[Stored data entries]
+--
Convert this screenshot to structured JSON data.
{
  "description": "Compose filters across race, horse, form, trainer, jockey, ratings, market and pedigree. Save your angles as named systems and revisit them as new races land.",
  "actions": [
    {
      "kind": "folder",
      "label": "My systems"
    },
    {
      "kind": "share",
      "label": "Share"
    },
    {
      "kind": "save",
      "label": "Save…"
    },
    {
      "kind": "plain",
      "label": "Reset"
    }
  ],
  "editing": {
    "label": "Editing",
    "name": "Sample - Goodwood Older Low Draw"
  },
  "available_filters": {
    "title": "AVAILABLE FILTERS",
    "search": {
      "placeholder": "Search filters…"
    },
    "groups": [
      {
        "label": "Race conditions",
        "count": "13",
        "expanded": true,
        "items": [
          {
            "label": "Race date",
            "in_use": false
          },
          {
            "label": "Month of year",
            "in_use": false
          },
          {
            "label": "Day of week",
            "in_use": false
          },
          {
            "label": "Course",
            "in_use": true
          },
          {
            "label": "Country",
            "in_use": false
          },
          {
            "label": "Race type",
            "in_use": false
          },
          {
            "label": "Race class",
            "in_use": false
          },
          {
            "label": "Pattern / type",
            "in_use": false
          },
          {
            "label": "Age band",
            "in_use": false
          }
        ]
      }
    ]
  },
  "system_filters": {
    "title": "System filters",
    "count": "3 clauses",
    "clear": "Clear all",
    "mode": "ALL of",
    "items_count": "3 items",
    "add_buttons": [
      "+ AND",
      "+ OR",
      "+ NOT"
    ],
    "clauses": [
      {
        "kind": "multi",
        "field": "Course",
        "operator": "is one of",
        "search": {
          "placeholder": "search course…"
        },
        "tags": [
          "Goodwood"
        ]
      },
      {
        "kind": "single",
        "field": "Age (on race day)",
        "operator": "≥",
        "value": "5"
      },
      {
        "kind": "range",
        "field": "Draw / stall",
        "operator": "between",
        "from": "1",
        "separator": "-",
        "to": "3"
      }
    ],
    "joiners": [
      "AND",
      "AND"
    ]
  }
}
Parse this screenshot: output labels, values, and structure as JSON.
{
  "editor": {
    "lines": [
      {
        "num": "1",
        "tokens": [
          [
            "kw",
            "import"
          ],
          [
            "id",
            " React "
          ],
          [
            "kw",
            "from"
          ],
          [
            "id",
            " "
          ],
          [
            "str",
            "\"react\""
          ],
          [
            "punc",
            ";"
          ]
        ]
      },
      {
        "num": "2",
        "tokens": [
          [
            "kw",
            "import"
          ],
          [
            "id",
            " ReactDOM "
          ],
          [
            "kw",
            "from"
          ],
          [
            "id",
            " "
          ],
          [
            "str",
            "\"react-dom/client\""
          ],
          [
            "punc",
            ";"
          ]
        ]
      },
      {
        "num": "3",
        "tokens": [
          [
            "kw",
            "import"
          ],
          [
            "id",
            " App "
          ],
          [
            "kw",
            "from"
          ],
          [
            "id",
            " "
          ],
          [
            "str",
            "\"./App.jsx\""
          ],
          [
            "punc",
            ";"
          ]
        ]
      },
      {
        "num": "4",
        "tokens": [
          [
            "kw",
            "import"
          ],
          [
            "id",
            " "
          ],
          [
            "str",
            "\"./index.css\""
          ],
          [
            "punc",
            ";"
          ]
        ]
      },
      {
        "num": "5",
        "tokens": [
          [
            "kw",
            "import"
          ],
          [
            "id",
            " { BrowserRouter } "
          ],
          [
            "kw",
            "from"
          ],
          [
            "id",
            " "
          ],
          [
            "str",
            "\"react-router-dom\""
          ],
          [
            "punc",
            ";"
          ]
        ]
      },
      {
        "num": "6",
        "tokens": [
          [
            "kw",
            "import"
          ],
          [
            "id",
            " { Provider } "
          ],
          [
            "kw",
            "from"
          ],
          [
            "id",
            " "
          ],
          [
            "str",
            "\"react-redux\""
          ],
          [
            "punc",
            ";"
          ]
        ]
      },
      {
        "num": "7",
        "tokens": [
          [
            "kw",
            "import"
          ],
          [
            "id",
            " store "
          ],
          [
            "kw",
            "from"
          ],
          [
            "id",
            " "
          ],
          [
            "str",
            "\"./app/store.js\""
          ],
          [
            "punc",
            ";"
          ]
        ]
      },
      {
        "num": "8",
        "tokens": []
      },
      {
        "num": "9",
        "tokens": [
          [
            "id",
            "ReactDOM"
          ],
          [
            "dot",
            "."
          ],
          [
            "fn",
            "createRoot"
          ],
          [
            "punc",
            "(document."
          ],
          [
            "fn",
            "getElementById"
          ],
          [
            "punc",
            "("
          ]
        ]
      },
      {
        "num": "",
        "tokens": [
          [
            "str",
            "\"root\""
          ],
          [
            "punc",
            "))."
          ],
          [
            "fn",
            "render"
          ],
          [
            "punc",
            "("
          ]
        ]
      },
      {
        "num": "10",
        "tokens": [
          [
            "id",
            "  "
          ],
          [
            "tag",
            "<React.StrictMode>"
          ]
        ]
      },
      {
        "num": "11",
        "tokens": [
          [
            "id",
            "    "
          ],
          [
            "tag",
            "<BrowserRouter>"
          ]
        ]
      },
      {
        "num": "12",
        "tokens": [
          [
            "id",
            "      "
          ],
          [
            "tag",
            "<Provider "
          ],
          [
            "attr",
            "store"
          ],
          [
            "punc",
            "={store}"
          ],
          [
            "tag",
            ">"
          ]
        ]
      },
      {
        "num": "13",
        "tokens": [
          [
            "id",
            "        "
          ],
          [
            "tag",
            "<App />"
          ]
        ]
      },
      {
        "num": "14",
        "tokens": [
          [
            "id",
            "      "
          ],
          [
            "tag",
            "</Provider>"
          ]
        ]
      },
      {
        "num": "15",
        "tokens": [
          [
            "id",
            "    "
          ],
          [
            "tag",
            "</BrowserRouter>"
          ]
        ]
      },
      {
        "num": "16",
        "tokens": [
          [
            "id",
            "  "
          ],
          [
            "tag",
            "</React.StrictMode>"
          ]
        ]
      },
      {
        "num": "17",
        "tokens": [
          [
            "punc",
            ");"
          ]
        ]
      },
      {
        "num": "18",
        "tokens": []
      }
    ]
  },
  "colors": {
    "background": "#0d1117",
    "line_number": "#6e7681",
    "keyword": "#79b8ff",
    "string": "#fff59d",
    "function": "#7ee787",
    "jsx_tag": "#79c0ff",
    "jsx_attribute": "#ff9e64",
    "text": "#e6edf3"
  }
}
+--
- _Work instructions_: Quote the whole listing above, leaving nothing out.

- _Task answer_:
Convert this screenshot to structured JSON data.
{
  "description": "Compose filters across race, horse, form, trainer, jockey, ratings, market and pedigree. Save your angles as named systems and revisit them as new races land.",
  "actions": [
    {
      "kind": "folder",
      "label": "My systems"
    },
    {
      "kind": "share",
      "label": "Share"
    },
    {
      "kind": "save",
      "label": "Save…"
    },
    {
      "kind": "plain",
      "label": "Reset"
    }
  ],
  "editing": {
    "label": "Editing",
    "name": "Sample - Goodwood Older Low Draw"
  },
  "available_filters": {
    "title": "AVAILABLE FILTERS",
    "search": {
      "placeholder": "Search filters…"
    },
    "groups": [
      {
        "label": "Race conditions",
        "count": "13",
        "expanded": true,
        "items": [
          {
            "label": "Race date",
            "in_use": false
          },
          {
            "label": "Month of year",
            "in_use": false
          },
          {
            "label": "Day of week",
            "in_use": false
          },
          {
            "label": "Course",
            "in_use": true
          },
          {
            "label": "Country",
            "in_use": false
          },
          {
            "label": "Race type",
            "in_use": false
          },
          {
            "label": "Race class",
            "in_use": false
          },
          {
            "label": "Pattern / type",
            "in_use": false
          },
          {
            "label": "Age band",
            "in_use": false
          }
        ]
      }
    ]
  },
  "system_filters": {
    "title": "System filters",
    "count": "3 clauses",
    "clear": "Clear all",
    "mode": "ALL of",
    "items_count": "3 items",
    "add_buttons": [
      "+ AND",
      "+ OR",
      "+ NOT"
    ],
    "clauses": [
      {
        "kind": "multi",
        "field": "Course",
        "operator": "is one of",
        "search": {
          "placeholder": "search course…"
        },
        "tags": [
          "Goodwood"
        ]
      },
      {
        "kind": "single",
        "field": "Age (on race day)",
        "operator": "≥",
        "value": "5"
      },
      {
        "kind": "range",
        "field": "Draw / stall",
        "operator": "between",
        "from": "1",
        "separator": "-",
        "to": "3"
      }
    ],
    "joiners": [
      "AND",
      "AND"
    ]
  }
}
Parse this screenshot: output labels, values, and structure as JSON.
{
  "editor": {
    "lines": [
      {
        "num": "1",
        "tokens": [
          [
            "kw",
            "import"
          ],
          [
            "id",
            " React "
          ],
          [
            "kw",
            "from"
          ],
          [
            "id",
            " "
          ],
          [
            "str",
            "\"react\""
          ],
          [
            "punc",
            ";"
          ]
        ]
      },
      {
        "num": "2",
        "tokens": [
          [
            "kw",
            "import"
          ],
          [
            "id",
            " ReactDOM "
          ],
          [
            "kw",
            "from"
          ],
          [
            "id",
            " "
          ],
          [
            "str",
            "\"react-dom/client\""
          ],
          [
            "punc",
            ";"
          ]
        ]
      },
      {
        "num": "3",
        "tokens": [
          [
            "kw",
            "import"
          ],
          [
            "id",
            " App "
          ],
          [
            "kw",
            "from"
          ],
          [
            "id",
            " "
          ],
          [
            "str",
            "\"./App.jsx\""
          ],
          [
            "punc",
            ";"
          ]
        ]
      },
      {
        "num": "4",
        "tokens": [
          [
            "kw",
            "import"
          ],
          [
            "id",
            " "
          ],
          [
            "str",
            "\"./index.css\""
          ],
          [
            "punc",
            ";"
          ]
        ]
      },
      {
        "num": "5",
        "tokens": [
          [
            "kw",
            "import"
          ],
          [
            "id",
            " { BrowserRouter } "
          ],
          [
            "kw",
            "from"
          ],
          [
            "id",
            " "
          ],
          [
            "str",
            "\"react-router-dom\""
          ],
          [
            "punc",
            ";"
          ]
        ]
      },
      {
        "num": "6",
        "tokens": [
          [
            "kw",
            "import"
          ],
          [
            "id",
            " { Provider } "
          ],
          [
            "kw",
            "from"
          ],
          [
            "id",
            " "
          ],
          [
            "str",
            "\"react-redux\""
          ],
          [
            "punc",
            ";"
          ]
        ]
      },
      {
        "num": "7",
        "tokens": [
          [
            "kw",
            "import"
          ],
          [
            "id",
            " store "
          ],
          [
            "kw",
            "from"
          ],
          [
            "id",
            " "
          ],
          [
            "str",
            "\"./app/store.js\""
          ],
          [
            "punc",
            ";"
          ]
        ]
      },
      {
        "num": "8",
        "tokens": []
      },
      {
        "num": "9",
        "tokens": [
          [
            "id",
            "ReactDOM"
          ],
          [
            "dot",
            "."
          ],
          [
            "fn",
            "createRoot"
          ],
          [
            "punc",
            "(document."
          ],
          [
            "fn",
            "getElementById"
          ],
          [
            "punc",
            "("
          ]
        ]
      },
      {
        "num": "",
        "tokens": [
          [
            "str",
            "\"root\""
          ],
          [
            "punc",
            "))."
          ],
          [
            "fn",
            "render"
          ],
          [
            "punc",
            "("
          ]
        ]
      },
      {
        "num": "10",
        "tokens": [
          [
            "id",
            "  "
          ],
          [
            "tag",
            "<React.StrictMode>"
          ]
        ]
      },
      {
        "num": "11",
        "tokens": [
          [
            "id",
            "    "
          ],
          [
            "tag",
            "<BrowserRouter>"
          ]
        ]
      },
      {
        "num": "12",
        "tokens": [
          [
            "id",
            "      "
          ],
          [
            "tag",
            "<Provider "
          ],
          [
            "attr",
            "store"
          ],
          [
            "punc",
            "={store}"
          ],
          [
            "tag",
            ">"
          ]
        ]
      },
      {
        "num": "13",
        "tokens": [
          [
            "id",
            "        "
          ],
          [
            "tag",
            "<App />"
          ]
        ]
      },
      {
        "num": "14",
        "tokens": [
          [
            "id",
            "      "
          ],
          [
            "tag",
            "</Provider>"
          ]
        ]
      },
      {
        "num": "15",
        "tokens": [
          [
            "id",
            "    "
          ],
          [
            "tag",
            "</BrowserRouter>"
          ]
        ]
      },
      {
        "num": "16",
        "tokens": [
          [
            "id",
            "  "
          ],
          [
            "tag",
            "</React.StrictMode>"
          ]
        ]
      },
      {
        "num": "17",
        "tokens": [
          [
            "punc",
            ");"
          ]
        ]
      },
      {
        "num": "18",
        "tokens": []
      }
    ]
  },
  "colors": {
    "background": "#0d1117",
    "line_number": "#6e7681",
    "keyword": "#79b8ff",
    "string": "#fff59d",
    "function": "#7ee787",
    "jsx_tag": "#79c0ff",
    "jsx_attribute": "#ff9e64",
    "text": "#e6edf3"
  }
}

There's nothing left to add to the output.